Data rows:
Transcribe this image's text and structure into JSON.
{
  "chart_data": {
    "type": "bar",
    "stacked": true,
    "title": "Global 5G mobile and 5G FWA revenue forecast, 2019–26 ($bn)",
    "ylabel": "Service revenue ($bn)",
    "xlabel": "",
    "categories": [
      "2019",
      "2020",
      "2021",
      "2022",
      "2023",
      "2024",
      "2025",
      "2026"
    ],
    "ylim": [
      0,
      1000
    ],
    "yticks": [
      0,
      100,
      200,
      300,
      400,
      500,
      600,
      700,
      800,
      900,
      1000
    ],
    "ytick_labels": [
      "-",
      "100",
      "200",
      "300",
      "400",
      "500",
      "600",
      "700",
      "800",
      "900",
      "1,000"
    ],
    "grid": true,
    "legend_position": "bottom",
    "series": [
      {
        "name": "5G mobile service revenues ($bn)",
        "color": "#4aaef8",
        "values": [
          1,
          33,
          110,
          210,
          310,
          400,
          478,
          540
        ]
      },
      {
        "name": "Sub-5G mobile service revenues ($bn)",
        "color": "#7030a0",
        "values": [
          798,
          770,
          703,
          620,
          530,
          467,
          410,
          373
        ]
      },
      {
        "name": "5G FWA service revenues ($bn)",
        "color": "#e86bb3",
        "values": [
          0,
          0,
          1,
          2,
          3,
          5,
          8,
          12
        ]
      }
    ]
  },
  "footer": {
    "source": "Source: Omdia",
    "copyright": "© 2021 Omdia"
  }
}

Written instruction: Copy out the whole listing exactly.

Solution to this task:
Transcribe this image's text and structure into JSON.
{
  "chart_data": {
    "type": "bar",
    "stacked": true,
    "title": "Global 5G mobile and 5G FWA revenue forecast, 2019–26 ($bn)",
    "ylabel": "Service revenue ($bn)",
    "xlabel": "",
    "categories": [
      "2019",
      "2020",
      "2021",
      "2022",
      "2023",
      "2024",
      "2025",
      "2026"
    ],
    "ylim": [
      0,
      1000
    ],
    "yticks": [
      0,
      100,
      200,
      300,
      400,
      500,
      600,
      700,
      800,
      900,
      1000
    ],
    "ytick_labels": [
      "-",
      "100",
      "200",
      "300",
      "400",
      "500",
      "600",
      "700",
      "800",
      "900",
      "1,000"
    ],
    "grid": true,
    "legend_position": "bottom",
    "series": [
      {
        "name": "5G mobile service revenues ($bn)",
        "color": "#4aaef8",
        "values": [
          1,
          33,
          110,
          210,
          310,
          400,
          478,
          540
        ]
      },
      {
        "name": "Sub-5G mobile service revenues ($bn)",
        "color": "#7030a0",
        "values": [
          798,
          770,
          703,
          620,
          530,
          467,
          410,
          373
        ]
      },
      {
        "name": "5G FWA service revenues ($bn)",
        "color": "#e86bb3",
        "values": [
          0,
          0,
          1,
          2,
          3,
          5,
          8,
          12
        ]
      }
    ]
  },
  "footer": {
    "source": "Source: Omdia",
    "copyright": "© 2021 Omdia"
  }
}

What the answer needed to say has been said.